» REQUEST:
Below is a block of records: output all of them exactly and leave out the pictures.

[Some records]
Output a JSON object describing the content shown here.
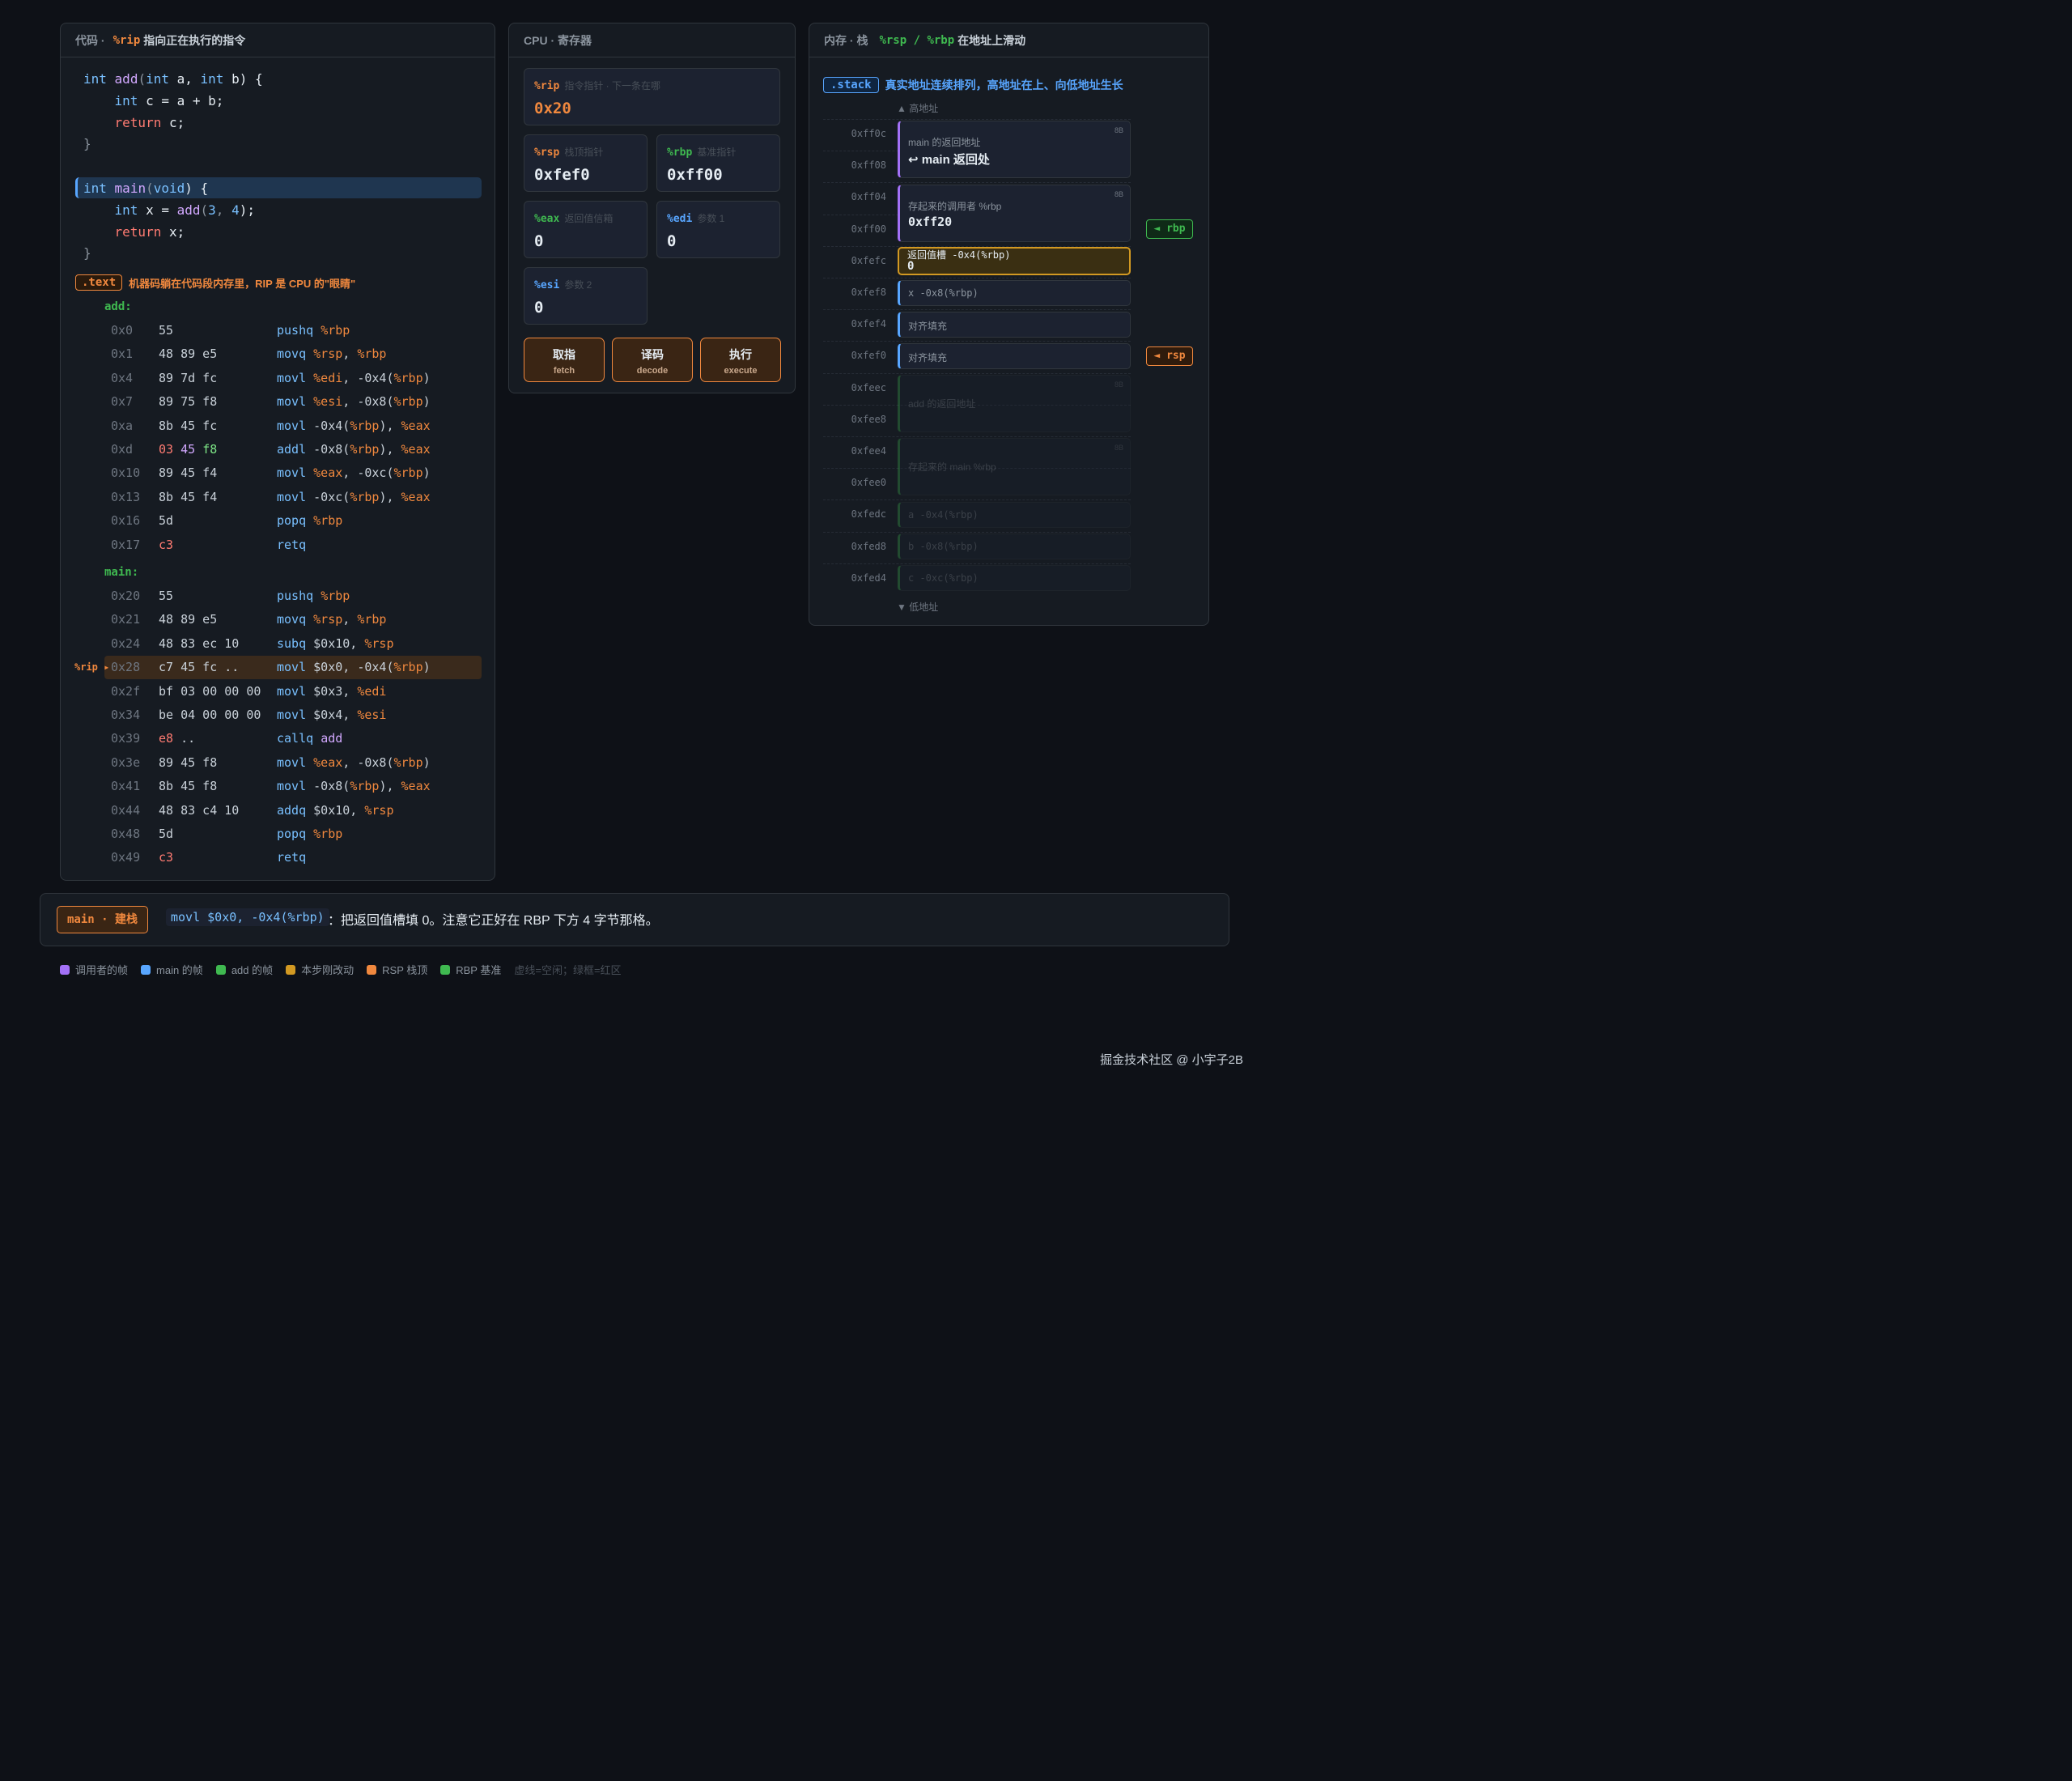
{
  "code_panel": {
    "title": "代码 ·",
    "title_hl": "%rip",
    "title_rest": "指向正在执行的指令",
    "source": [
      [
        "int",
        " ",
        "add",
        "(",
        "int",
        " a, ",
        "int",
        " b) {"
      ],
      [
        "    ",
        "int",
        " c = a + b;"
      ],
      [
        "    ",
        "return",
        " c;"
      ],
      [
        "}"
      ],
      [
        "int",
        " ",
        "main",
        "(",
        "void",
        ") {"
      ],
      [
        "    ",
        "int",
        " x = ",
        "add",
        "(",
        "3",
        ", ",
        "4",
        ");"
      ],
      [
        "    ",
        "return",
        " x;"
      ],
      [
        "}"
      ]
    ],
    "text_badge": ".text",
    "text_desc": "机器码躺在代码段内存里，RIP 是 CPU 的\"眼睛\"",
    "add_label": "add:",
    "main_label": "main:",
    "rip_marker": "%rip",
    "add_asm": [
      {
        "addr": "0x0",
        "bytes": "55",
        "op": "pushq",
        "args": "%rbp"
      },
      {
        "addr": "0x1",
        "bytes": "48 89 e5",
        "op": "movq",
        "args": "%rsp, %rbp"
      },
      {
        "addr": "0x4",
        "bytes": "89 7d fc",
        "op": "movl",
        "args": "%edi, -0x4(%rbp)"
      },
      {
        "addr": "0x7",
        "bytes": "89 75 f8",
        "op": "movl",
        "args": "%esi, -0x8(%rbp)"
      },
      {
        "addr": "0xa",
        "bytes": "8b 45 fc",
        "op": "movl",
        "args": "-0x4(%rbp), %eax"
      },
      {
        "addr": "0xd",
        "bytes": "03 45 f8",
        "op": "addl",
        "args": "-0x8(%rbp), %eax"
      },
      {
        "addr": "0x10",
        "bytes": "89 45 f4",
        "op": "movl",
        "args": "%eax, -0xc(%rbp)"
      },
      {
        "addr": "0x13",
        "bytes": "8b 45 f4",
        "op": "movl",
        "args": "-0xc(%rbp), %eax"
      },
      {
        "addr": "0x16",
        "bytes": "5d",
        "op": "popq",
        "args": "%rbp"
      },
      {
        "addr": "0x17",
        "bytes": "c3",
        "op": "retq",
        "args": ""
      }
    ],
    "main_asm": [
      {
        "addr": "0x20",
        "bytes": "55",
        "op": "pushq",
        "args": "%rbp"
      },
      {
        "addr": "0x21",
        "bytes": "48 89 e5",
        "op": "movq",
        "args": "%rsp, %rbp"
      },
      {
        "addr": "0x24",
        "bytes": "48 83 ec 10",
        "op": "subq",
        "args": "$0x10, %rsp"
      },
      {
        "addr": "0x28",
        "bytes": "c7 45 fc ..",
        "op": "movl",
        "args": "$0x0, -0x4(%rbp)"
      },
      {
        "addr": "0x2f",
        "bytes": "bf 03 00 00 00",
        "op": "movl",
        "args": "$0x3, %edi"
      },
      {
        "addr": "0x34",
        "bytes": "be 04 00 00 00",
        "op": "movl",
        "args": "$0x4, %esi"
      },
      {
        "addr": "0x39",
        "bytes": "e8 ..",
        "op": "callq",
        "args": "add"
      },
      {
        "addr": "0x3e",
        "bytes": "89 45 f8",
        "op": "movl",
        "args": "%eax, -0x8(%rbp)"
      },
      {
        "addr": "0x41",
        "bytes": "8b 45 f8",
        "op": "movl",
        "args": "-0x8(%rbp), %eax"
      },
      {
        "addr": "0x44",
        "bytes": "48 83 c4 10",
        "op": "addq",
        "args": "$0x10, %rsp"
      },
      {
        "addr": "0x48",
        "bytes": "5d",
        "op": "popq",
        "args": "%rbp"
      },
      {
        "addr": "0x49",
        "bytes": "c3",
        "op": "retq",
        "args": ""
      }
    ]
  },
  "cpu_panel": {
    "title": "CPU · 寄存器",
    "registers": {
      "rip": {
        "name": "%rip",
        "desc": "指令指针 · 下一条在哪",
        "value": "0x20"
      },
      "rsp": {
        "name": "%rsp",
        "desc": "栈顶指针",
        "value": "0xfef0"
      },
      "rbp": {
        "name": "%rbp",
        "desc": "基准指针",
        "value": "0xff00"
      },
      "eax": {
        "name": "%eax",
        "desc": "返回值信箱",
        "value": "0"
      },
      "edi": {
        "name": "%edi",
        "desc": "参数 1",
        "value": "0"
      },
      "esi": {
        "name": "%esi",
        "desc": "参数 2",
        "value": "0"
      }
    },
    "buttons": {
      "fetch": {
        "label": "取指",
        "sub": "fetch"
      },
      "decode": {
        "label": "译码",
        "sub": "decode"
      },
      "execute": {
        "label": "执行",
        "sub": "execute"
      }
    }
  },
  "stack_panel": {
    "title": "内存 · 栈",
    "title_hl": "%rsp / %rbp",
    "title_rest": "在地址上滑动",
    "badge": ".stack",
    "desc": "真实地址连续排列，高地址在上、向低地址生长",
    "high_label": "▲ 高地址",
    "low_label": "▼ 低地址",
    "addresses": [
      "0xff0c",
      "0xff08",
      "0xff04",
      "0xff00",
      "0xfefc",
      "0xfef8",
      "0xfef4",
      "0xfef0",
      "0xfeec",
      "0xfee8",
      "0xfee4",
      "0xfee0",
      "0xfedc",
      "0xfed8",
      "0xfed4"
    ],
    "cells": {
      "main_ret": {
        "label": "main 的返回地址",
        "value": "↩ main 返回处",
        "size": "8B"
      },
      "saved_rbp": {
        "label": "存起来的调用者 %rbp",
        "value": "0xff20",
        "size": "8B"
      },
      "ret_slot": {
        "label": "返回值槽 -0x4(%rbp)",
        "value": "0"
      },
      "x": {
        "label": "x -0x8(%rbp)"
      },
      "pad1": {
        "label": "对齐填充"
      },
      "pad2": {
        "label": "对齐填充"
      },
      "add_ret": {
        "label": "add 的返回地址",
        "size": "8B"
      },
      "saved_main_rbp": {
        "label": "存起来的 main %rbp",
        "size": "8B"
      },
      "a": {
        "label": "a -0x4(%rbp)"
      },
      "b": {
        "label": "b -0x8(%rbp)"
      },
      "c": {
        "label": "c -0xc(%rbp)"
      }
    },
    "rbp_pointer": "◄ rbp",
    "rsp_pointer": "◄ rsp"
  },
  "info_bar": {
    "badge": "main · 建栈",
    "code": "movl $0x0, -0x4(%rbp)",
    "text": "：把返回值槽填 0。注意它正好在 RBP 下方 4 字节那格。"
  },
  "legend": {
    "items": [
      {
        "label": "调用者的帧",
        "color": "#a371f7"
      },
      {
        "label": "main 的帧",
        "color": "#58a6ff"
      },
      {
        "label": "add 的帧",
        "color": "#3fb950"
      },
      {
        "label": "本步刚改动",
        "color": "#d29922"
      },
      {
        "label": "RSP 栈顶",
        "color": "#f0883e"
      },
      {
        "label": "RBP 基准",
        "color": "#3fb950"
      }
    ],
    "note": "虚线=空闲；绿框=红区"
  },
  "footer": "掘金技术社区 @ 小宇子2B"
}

» WRITTEN SOLUTION:
Output a JSON object describing the content shown here.
{
  "code_panel": {
    "title": "代码 ·",
    "title_hl": "%rip",
    "title_rest": "指向正在执行的指令",
    "source": [
      [
        "int",
        " ",
        "add",
        "(",
        "int",
        " a, ",
        "int",
        " b) {"
      ],
      [
        "    ",
        "int",
        " c = a + b;"
      ],
      [
        "    ",
        "return",
        " c;"
      ],
      [
        "}"
      ],
      [
        "int",
        " ",
        "main",
        "(",
        "void",
        ") {"
      ],
      [
        "    ",
        "int",
        " x = ",
        "add",
        "(",
        "3",
        ", ",
        "4",
        ");"
      ],
      [
        "    ",
        "return",
        " x;"
      ],
      [
        "}"
      ]
    ],
    "text_badge": ".text",
    "text_desc": "机器码躺在代码段内存里，RIP 是 CPU 的\"眼睛\"",
    "add_label": "add:",
    "main_label": "main:",
    "rip_marker": "%rip",
    "add_asm": [
      {
        "addr": "0x0",
        "bytes": "55",
        "op": "pushq",
        "args": "%rbp"
      },
      {
        "addr": "0x1",
        "bytes": "48 89 e5",
        "op": "movq",
        "args": "%rsp, %rbp"
      },
      {
        "addr": "0x4",
        "bytes": "89 7d fc",
        "op": "movl",
        "args": "%edi, -0x4(%rbp)"
      },
      {
        "addr": "0x7",
        "bytes": "89 75 f8",
        "op": "movl",
        "args": "%esi, -0x8(%rbp)"
      },
      {
        "addr": "0xa",
        "bytes": "8b 45 fc",
        "op": "movl",
        "args": "-0x4(%rbp), %eax"
      },
      {
        "addr": "0xd",
        "bytes": "03 45 f8",
        "op": "addl",
        "args": "-0x8(%rbp), %eax"
      },
      {
        "addr": "0x10",
        "bytes": "89 45 f4",
        "op": "movl",
        "args": "%eax, -0xc(%rbp)"
      },
      {
        "addr": "0x13",
        "bytes": "8b 45 f4",
        "op": "movl",
        "args": "-0xc(%rbp), %eax"
      },
      {
        "addr": "0x16",
        "bytes": "5d",
        "op": "popq",
        "args": "%rbp"
      },
      {
        "addr": "0x17",
        "bytes": "c3",
        "op": "retq",
        "args": ""
      }
    ],
    "main_asm": [
      {
        "addr": "0x20",
        "bytes": "55",
        "op": "pushq",
        "args": "%rbp"
      },
      {
        "addr": "0x21",
        "bytes": "48 89 e5",
        "op": "movq",
        "args": "%rsp, %rbp"
      },
      {
        "addr": "0x24",
        "bytes": "48 83 ec 10",
        "op": "subq",
        "args": "$0x10, %rsp"
      },
      {
        "addr": "0x28",
        "bytes": "c7 45 fc ..",
        "op": "movl",
        "args": "$0x0, -0x4(%rbp)"
      },
      {
        "addr": "0x2f",
        "bytes": "bf 03 00 00 00",
        "op": "movl",
        "args": "$0x3, %edi"
      },
      {
        "addr": "0x34",
        "bytes": "be 04 00 00 00",
        "op": "movl",
        "args": "$0x4, %esi"
      },
      {
        "addr": "0x39",
        "bytes": "e8 ..",
        "op": "callq",
        "args": "add"
      },
      {
        "addr": "0x3e",
        "bytes": "89 45 f8",
        "op": "movl",
        "args": "%eax, -0x8(%rbp)"
      },
      {
        "addr": "0x41",
        "bytes": "8b 45 f8",
        "op": "movl",
        "args": "-0x8(%rbp), %eax"
      },
      {
        "addr": "0x44",
        "bytes": "48 83 c4 10",
        "op": "addq",
        "args": "$0x10, %rsp"
      },
      {
        "addr": "0x48",
        "bytes": "5d",
        "op": "popq",
        "args": "%rbp"
      },
      {
        "addr": "0x49",
        "bytes": "c3",
        "op": "retq",
        "args": ""
      }
    ]
  },
  "cpu_panel": {
    "title": "CPU · 寄存器",
    "registers": {
      "rip": {
        "name": "%rip",
        "desc": "指令指针 · 下一条在哪",
        "value": "0x20"
      },
      "rsp": {
        "name": "%rsp",
        "desc": "栈顶指针",
        "value": "0xfef0"
      },
      "rbp": {
        "name": "%rbp",
        "desc": "基准指针",
        "value": "0xff00"
      },
      "eax": {
        "name": "%eax",
        "desc": "返回值信箱",
        "value": "0"
      },
      "edi": {
        "name": "%edi",
        "desc": "参数 1",
        "value": "0"
      },
      "esi": {
        "name": "%esi",
        "desc": "参数 2",
        "value": "0"
      }
    },
    "buttons": {
      "fetch": {
        "label": "取指",
        "sub": "fetch"
      },
      "decode": {
        "label": "译码",
        "sub": "decode"
      },
      "execute": {
        "label": "执行",
        "sub": "execute"
      }
    }
  },
  "stack_panel": {
    "title": "内存 · 栈",
    "title_hl": "%rsp / %rbp",
    "title_rest": "在地址上滑动",
    "badge": ".stack",
    "desc": "真实地址连续排列，高地址在上、向低地址生长",
    "high_label": "▲ 高地址",
    "low_label": "▼ 低地址",
    "addresses": [
      "0xff0c",
      "0xff08",
      "0xff04",
      "0xff00",
      "0xfefc",
      "0xfef8",
      "0xfef4",
      "0xfef0",
      "0xfeec",
      "0xfee8",
      "0xfee4",
      "0xfee0",
      "0xfedc",
      "0xfed8",
      "0xfed4"
    ],
    "cells": {
      "main_ret": {
        "label": "main 的返回地址",
        "value": "↩ main 返回处",
        "size": "8B"
      },
      "saved_rbp": {
        "label": "存起来的调用者 %rbp",
        "value": "0xff20",
        "size": "8B"
      },
      "ret_slot": {
        "label": "返回值槽 -0x4(%rbp)",
        "value": "0"
      },
      "x": {
        "label": "x -0x8(%rbp)"
      },
      "pad1": {
        "label": "对齐填充"
      },
      "pad2": {
        "label": "对齐填充"
      },
      "add_ret": {
        "label": "add 的返回地址",
        "size": "8B"
      },
      "saved_main_rbp": {
        "label": "存起来的 main %rbp",
        "size": "8B"
      },
      "a": {
        "label": "a -0x4(%rbp)"
      },
      "b": {
        "label": "b -0x8(%rbp)"
      },
      "c": {
        "label": "c -0xc(%rbp)"
      }
    },
    "rbp_pointer": "◄ rbp",
    "rsp_pointer": "◄ rsp"
  },
  "info_bar": {
    "badge": "main · 建栈",
    "code": "movl $0x0, -0x4(%rbp)",
    "text": "：把返回值槽填 0。注意它正好在 RBP 下方 4 字节那格。"
  },
  "legend": {
    "items": [
      {
        "label": "调用者的帧",
        "color": "#a371f7"
      },
      {
        "label": "main 的帧",
        "color": "#58a6ff"
      },
      {
        "label": "add 的帧",
        "color": "#3fb950"
      },
      {
        "label": "本步刚改动",
        "color": "#d29922"
      },
      {
        "label": "RSP 栈顶",
        "color": "#f0883e"
      },
      {
        "label": "RBP 基准",
        "color": "#3fb950"
      }
    ],
    "note": "虚线=空闲；绿框=红区"
  },
  "footer": "掘金技术社区 @ 小宇子2B"
}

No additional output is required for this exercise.